[start]
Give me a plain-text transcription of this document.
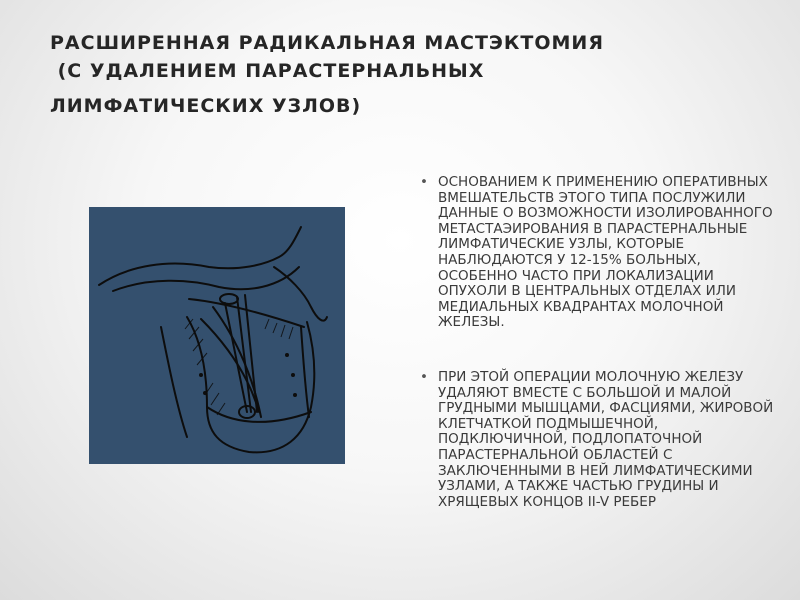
РАСШИРЕННАЯ РАДИКАЛЬНАЯ МАСТЭКТОМИЯ
(С УДАЛЕНИЕМ ПАРАСТЕРНАЛЬНЫХ
ЛИМФАТИЧЕСКИХ УЗЛОВ)
• ОСНОВАНИЕМ К ПРИМЕНЕНИЮ ОПЕРАТИВНЫХ ВМЕШАТЕЛЬСТВ ЭТОГО ТИПА ПОСЛУЖИЛИ ДАННЫЕ О ВОЗМОЖНОСТИ ИЗОЛИРОВАННОГО МЕТАСТАЭИРОВАНИЯ В ПАРАСТЕРНАЛЬНЫЕ ЛИМФАТИЧЕСКИЕ УЗЛЫ, КОТОРЫЕ НАБЛЮДАЮТСЯ У 12-15% БОЛЬНЫХ, ОСОБЕННО ЧАСТО ПРИ ЛОКАЛИЗАЦИИ ОПУХОЛИ В ЦЕНТРАЛЬНЫХ ОТДЕЛАХ ИЛИ МЕДИАЛЬНЫХ КВАДРАНТАХ МОЛОЧНОЙ ЖЕЛЕЗЫ.
• ПРИ ЭТОЙ ОПЕРАЦИИ МОЛОЧНУЮ ЖЕЛЕЗУ УДАЛЯЮТ ВМЕСТЕ С БОЛЬШОЙ И МАЛОЙ ГРУДНЫМИ МЫШЦАМИ, ФАСЦИЯМИ, ЖИРОВОЙ КЛЕТЧАТКОЙ ПОДМЫШЕЧНОЙ, ПОДКЛЮЧИЧНОЙ, ПОДЛОПАТОЧНОЙ ПАРАСТЕРНАЛЬНОЙ ОБЛАСТЕЙ С ЗАКЛЮЧЕННЫМИ В НЕЙ ЛИМФАТИЧЕСКИМИ УЗЛАМИ, А ТАКЖЕ ЧАСТЬЮ ГРУДИНЫ И ХРЯЩЕВЫХ КОНЦОВ II-V РЕБЕР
[end]
_EXERCISE:_ Copy all the data exactly as written, but skip any picture.

_EXERCISE RESULT:_
Give me a plain-text transcription of this document.
РАСШИРЕННАЯ РАДИКАЛЬНАЯ МАСТЭКТОМИЯ
(С УДАЛЕНИЕМ ПАРАСТЕРНАЛЬНЫХ
ЛИМФАТИЧЕСКИХ УЗЛОВ)
• ОСНОВАНИЕМ К ПРИМЕНЕНИЮ ОПЕРАТИВНЫХ ВМЕШАТЕЛЬСТВ ЭТОГО ТИПА ПОСЛУЖИЛИ ДАННЫЕ О ВОЗМОЖНОСТИ ИЗОЛИРОВАННОГО МЕТАСТАЭИРОВАНИЯ В ПАРАСТЕРНАЛЬНЫЕ ЛИМФАТИЧЕСКИЕ УЗЛЫ, КОТОРЫЕ НАБЛЮДАЮТСЯ У 12-15% БОЛЬНЫХ, ОСОБЕННО ЧАСТО ПРИ ЛОКАЛИЗАЦИИ ОПУХОЛИ В ЦЕНТРАЛЬНЫХ ОТДЕЛАХ ИЛИ МЕДИАЛЬНЫХ КВАДРАНТАХ МОЛОЧНОЙ ЖЕЛЕЗЫ.
• ПРИ ЭТОЙ ОПЕРАЦИИ МОЛОЧНУЮ ЖЕЛЕЗУ УДАЛЯЮТ ВМЕСТЕ С БОЛЬШОЙ И МАЛОЙ ГРУДНЫМИ МЫШЦАМИ, ФАСЦИЯМИ, ЖИРОВОЙ КЛЕТЧАТКОЙ ПОДМЫШЕЧНОЙ, ПОДКЛЮЧИЧНОЙ, ПОДЛОПАТОЧНОЙ ПАРАСТЕРНАЛЬНОЙ ОБЛАСТЕЙ С ЗАКЛЮЧЕННЫМИ В НЕЙ ЛИМФАТИЧЕСКИМИ УЗЛАМИ, А ТАКЖЕ ЧАСТЬЮ ГРУДИНЫ И ХРЯЩЕВЫХ КОНЦОВ II-V РЕБЕР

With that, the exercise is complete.